(Task to complete): Find the word "JSON" in the material below and gather every line that contains it.

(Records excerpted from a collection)
◇ ◇ ◇ ◇ ◇

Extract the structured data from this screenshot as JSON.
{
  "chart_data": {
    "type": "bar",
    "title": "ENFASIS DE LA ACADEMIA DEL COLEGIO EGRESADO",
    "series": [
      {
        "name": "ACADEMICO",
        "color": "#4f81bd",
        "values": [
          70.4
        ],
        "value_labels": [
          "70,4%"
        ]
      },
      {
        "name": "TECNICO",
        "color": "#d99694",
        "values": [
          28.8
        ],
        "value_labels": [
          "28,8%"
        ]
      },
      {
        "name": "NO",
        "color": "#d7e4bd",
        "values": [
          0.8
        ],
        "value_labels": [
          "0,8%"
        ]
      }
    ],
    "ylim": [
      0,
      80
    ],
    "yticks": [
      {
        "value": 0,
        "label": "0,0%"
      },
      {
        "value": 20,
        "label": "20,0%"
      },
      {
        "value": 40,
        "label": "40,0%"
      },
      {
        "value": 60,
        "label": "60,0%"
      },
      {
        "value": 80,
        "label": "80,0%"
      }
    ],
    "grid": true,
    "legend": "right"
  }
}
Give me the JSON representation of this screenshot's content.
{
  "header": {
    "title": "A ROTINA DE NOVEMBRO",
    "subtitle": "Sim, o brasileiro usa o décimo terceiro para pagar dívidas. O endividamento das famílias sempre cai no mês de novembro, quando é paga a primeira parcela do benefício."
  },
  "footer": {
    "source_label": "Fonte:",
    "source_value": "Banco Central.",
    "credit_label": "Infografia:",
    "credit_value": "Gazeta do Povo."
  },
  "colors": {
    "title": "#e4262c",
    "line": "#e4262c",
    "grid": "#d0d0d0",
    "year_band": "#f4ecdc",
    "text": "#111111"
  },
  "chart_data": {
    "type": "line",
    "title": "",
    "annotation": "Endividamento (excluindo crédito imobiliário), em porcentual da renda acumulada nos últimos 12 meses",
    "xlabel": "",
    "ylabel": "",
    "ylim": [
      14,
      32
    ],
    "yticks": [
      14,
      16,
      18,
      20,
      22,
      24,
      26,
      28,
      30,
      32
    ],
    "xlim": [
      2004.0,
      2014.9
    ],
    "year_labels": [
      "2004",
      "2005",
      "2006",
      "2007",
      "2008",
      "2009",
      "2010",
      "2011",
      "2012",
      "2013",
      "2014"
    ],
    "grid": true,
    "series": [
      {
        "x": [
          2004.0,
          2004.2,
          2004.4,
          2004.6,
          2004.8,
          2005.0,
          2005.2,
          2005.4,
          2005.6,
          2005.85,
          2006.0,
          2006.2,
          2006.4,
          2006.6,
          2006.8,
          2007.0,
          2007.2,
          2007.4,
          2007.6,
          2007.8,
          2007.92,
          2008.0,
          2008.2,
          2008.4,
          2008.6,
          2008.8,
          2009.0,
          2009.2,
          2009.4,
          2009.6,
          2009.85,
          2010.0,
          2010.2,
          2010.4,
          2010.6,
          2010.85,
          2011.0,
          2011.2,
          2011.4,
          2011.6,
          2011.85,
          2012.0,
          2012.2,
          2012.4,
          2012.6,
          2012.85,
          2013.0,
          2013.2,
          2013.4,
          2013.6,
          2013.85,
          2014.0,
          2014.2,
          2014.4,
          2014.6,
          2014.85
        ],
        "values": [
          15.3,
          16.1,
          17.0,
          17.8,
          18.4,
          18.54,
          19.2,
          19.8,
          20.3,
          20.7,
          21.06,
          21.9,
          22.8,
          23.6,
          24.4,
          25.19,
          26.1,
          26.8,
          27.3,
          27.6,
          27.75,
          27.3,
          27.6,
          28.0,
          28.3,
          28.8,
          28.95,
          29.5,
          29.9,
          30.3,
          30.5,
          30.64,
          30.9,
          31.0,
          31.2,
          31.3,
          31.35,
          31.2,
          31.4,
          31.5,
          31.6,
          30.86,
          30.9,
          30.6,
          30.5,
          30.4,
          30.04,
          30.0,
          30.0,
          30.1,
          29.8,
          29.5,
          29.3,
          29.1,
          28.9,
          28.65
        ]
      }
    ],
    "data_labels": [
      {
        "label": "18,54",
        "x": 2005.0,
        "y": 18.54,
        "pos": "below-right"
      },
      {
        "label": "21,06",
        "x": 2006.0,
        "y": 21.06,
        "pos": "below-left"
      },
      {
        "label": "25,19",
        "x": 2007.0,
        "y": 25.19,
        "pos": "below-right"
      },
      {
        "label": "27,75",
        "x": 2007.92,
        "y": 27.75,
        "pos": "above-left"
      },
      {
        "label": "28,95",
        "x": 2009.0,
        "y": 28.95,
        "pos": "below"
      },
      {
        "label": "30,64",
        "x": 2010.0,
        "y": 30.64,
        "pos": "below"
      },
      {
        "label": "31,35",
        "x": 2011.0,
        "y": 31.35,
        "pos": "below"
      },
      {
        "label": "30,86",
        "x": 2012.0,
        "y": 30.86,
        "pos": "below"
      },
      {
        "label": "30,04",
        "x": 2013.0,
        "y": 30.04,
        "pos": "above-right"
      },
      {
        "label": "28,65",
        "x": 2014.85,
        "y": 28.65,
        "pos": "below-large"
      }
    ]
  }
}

◇ ◇ ◇ ◇ ◇

(Answer to this exercise):
Extract the structured data from this screenshot as JSON.
Give me the JSON representation of this screenshot's content.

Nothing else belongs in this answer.